-- start Data section --

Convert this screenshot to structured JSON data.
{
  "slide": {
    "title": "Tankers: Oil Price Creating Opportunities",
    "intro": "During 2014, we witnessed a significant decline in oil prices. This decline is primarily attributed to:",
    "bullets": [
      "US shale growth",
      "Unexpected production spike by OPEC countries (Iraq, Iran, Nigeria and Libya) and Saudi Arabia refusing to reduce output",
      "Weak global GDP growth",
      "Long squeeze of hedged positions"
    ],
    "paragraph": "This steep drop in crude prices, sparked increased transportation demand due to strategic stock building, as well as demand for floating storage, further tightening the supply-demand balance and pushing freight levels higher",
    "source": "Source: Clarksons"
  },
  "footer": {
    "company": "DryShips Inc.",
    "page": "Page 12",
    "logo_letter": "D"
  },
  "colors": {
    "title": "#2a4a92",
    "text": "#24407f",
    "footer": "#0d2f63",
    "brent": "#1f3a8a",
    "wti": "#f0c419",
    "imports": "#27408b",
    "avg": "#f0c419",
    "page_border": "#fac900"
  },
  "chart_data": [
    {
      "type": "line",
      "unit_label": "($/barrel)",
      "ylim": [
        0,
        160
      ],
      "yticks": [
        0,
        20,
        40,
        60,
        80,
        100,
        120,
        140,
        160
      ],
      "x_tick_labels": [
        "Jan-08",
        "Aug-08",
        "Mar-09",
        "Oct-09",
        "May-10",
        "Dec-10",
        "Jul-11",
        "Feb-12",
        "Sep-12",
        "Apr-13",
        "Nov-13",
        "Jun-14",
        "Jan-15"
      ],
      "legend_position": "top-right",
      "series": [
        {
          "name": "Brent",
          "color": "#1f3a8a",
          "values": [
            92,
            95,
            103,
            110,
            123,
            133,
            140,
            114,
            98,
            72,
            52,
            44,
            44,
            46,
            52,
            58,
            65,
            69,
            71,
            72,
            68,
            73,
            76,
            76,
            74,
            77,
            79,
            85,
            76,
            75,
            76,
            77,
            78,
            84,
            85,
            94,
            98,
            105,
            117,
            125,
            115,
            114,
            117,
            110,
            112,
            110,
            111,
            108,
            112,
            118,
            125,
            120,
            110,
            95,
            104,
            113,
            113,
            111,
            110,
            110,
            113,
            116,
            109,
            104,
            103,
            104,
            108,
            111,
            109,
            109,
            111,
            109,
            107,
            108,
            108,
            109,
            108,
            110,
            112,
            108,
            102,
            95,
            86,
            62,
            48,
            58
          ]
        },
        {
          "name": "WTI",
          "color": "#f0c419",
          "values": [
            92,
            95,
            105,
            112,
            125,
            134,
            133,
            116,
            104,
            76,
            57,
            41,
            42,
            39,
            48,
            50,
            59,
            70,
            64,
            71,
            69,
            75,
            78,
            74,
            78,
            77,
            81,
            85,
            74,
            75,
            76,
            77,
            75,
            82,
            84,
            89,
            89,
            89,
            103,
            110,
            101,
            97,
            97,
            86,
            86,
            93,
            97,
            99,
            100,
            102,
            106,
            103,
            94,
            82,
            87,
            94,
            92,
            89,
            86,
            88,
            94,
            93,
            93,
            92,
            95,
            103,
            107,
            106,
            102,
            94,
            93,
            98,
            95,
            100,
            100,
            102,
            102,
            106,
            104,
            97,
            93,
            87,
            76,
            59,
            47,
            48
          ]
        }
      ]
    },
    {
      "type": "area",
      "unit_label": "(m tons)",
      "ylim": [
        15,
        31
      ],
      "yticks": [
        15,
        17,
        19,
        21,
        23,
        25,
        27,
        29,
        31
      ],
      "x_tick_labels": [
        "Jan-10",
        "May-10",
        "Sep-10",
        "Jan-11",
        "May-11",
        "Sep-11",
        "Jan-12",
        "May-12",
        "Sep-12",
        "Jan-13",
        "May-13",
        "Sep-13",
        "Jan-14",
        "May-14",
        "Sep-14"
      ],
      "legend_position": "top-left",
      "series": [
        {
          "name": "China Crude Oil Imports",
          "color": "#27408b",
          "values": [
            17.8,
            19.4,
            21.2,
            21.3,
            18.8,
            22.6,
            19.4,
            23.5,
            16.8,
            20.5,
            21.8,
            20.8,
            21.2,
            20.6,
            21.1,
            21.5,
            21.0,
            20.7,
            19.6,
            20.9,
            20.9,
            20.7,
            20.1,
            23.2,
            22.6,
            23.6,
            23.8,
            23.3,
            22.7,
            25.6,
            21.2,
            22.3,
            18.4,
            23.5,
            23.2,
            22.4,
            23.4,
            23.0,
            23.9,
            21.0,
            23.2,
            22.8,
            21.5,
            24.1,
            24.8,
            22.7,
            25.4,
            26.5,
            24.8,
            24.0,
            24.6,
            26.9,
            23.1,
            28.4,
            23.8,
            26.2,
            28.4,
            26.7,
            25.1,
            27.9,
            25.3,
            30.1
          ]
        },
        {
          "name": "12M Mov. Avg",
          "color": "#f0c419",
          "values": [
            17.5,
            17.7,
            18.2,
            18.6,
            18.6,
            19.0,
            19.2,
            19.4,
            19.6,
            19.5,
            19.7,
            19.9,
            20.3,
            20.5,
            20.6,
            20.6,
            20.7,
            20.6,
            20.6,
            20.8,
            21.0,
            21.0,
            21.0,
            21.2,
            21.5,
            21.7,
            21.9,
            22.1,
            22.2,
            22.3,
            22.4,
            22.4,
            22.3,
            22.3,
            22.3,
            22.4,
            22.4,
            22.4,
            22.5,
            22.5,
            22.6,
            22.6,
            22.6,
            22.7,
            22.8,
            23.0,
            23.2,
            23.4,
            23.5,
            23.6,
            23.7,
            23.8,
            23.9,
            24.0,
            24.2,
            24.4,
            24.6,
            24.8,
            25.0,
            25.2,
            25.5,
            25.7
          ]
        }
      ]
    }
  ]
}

-- end Data section --

Extract the full listing above without altering anything.

Convert this screenshot to structured JSON data.
{
  "slide": {
    "title": "Tankers: Oil Price Creating Opportunities",
    "intro": "During 2014, we witnessed a significant decline in oil prices. This decline is primarily attributed to:",
    "bullets": [
      "US shale growth",
      "Unexpected production spike by OPEC countries (Iraq, Iran, Nigeria and Libya) and Saudi Arabia refusing to reduce output",
      "Weak global GDP growth",
      "Long squeeze of hedged positions"
    ],
    "paragraph": "This steep drop in crude prices, sparked increased transportation demand due to strategic stock building, as well as demand for floating storage, further tightening the supply-demand balance and pushing freight levels higher",
    "source": "Source: Clarksons"
  },
  "footer": {
    "company": "DryShips Inc.",
    "page": "Page 12",
    "logo_letter": "D"
  },
  "colors": {
    "title": "#2a4a92",
    "text": "#24407f",
    "footer": "#0d2f63",
    "brent": "#1f3a8a",
    "wti": "#f0c419",
    "imports": "#27408b",
    "avg": "#f0c419",
    "page_border": "#fac900"
  },
  "chart_data": [
    {
      "type": "line",
      "unit_label": "($/barrel)",
      "ylim": [
        0,
        160
      ],
      "yticks": [
        0,
        20,
        40,
        60,
        80,
        100,
        120,
        140,
        160
      ],
      "x_tick_labels": [
        "Jan-08",
        "Aug-08",
        "Mar-09",
        "Oct-09",
        "May-10",
        "Dec-10",
        "Jul-11",
        "Feb-12",
        "Sep-12",
        "Apr-13",
        "Nov-13",
        "Jun-14",
        "Jan-15"
      ],
      "legend_position": "top-right",
      "series": [
        {
          "name": "Brent",
          "color": "#1f3a8a",
          "values": [
            92,
            95,
            103,
            110,
            123,
            133,
            140,
            114,
            98,
            72,
            52,
            44,
            44,
            46,
            52,
            58,
            65,
            69,
            71,
            72,
            68,
            73,
            76,
            76,
            74,
            77,
            79,
            85,
            76,
            75,
            76,
            77,
            78,
            84,
            85,
            94,
            98,
            105,
            117,
            125,
            115,
            114,
            117,
            110,
            112,
            110,
            111,
            108,
            112,
            118,
            125,
            120,
            110,
            95,
            104,
            113,
            113,
            111,
            110,
            110,
            113,
            116,
            109,
            104,
            103,
            104,
            108,
            111,
            109,
            109,
            111,
            109,
            107,
            108,
            108,
            109,
            108,
            110,
            112,
            108,
            102,
            95,
            86,
            62,
            48,
            58
          ]
        },
        {
          "name": "WTI",
          "color": "#f0c419",
          "values": [
            92,
            95,
            105,
            112,
            125,
            134,
            133,
            116,
            104,
            76,
            57,
            41,
            42,
            39,
            48,
            50,
            59,
            70,
            64,
            71,
            69,
            75,
            78,
            74,
            78,
            77,
            81,
            85,
            74,
            75,
            76,
            77,
            75,
            82,
            84,
            89,
            89,
            89,
            103,
            110,
            101,
            97,
            97,
            86,
            86,
            93,
            97,
            99,
            100,
            102,
            106,
            103,
            94,
            82,
            87,
            94,
            92,
            89,
            86,
            88,
            94,
            93,
            93,
            92,
            95,
            103,
            107,
            106,
            102,
            94,
            93,
            98,
            95,
            100,
            100,
            102,
            102,
            106,
            104,
            97,
            93,
            87,
            76,
            59,
            47,
            48
          ]
        }
      ]
    },
    {
      "type": "area",
      "unit_label": "(m tons)",
      "ylim": [
        15,
        31
      ],
      "yticks": [
        15,
        17,
        19,
        21,
        23,
        25,
        27,
        29,
        31
      ],
      "x_tick_labels": [
        "Jan-10",
        "May-10",
        "Sep-10",
        "Jan-11",
        "May-11",
        "Sep-11",
        "Jan-12",
        "May-12",
        "Sep-12",
        "Jan-13",
        "May-13",
        "Sep-13",
        "Jan-14",
        "May-14",
        "Sep-14"
      ],
      "legend_position": "top-left",
      "series": [
        {
          "name": "China Crude Oil Imports",
          "color": "#27408b",
          "values": [
            17.8,
            19.4,
            21.2,
            21.3,
            18.8,
            22.6,
            19.4,
            23.5,
            16.8,
            20.5,
            21.8,
            20.8,
            21.2,
            20.6,
            21.1,
            21.5,
            21.0,
            20.7,
            19.6,
            20.9,
            20.9,
            20.7,
            20.1,
            23.2,
            22.6,
            23.6,
            23.8,
            23.3,
            22.7,
            25.6,
            21.2,
            22.3,
            18.4,
            23.5,
            23.2,
            22.4,
            23.4,
            23.0,
            23.9,
            21.0,
            23.2,
            22.8,
            21.5,
            24.1,
            24.8,
            22.7,
            25.4,
            26.5,
            24.8,
            24.0,
            24.6,
            26.9,
            23.1,
            28.4,
            23.8,
            26.2,
            28.4,
            26.7,
            25.1,
            27.9,
            25.3,
            30.1
          ]
        },
        {
          "name": "12M Mov. Avg",
          "color": "#f0c419",
          "values": [
            17.5,
            17.7,
            18.2,
            18.6,
            18.6,
            19.0,
            19.2,
            19.4,
            19.6,
            19.5,
            19.7,
            19.9,
            20.3,
            20.5,
            20.6,
            20.6,
            20.7,
            20.6,
            20.6,
            20.8,
            21.0,
            21.0,
            21.0,
            21.2,
            21.5,
            21.7,
            21.9,
            22.1,
            22.2,
            22.3,
            22.4,
            22.4,
            22.3,
            22.3,
            22.3,
            22.4,
            22.4,
            22.4,
            22.5,
            22.5,
            22.6,
            22.6,
            22.6,
            22.7,
            22.8,
            23.0,
            23.2,
            23.4,
            23.5,
            23.6,
            23.7,
            23.8,
            23.9,
            24.0,
            24.2,
            24.4,
            24.6,
            24.8,
            25.0,
            25.2,
            25.5,
            25.7
          ]
        }
      ]
    }
  ]
}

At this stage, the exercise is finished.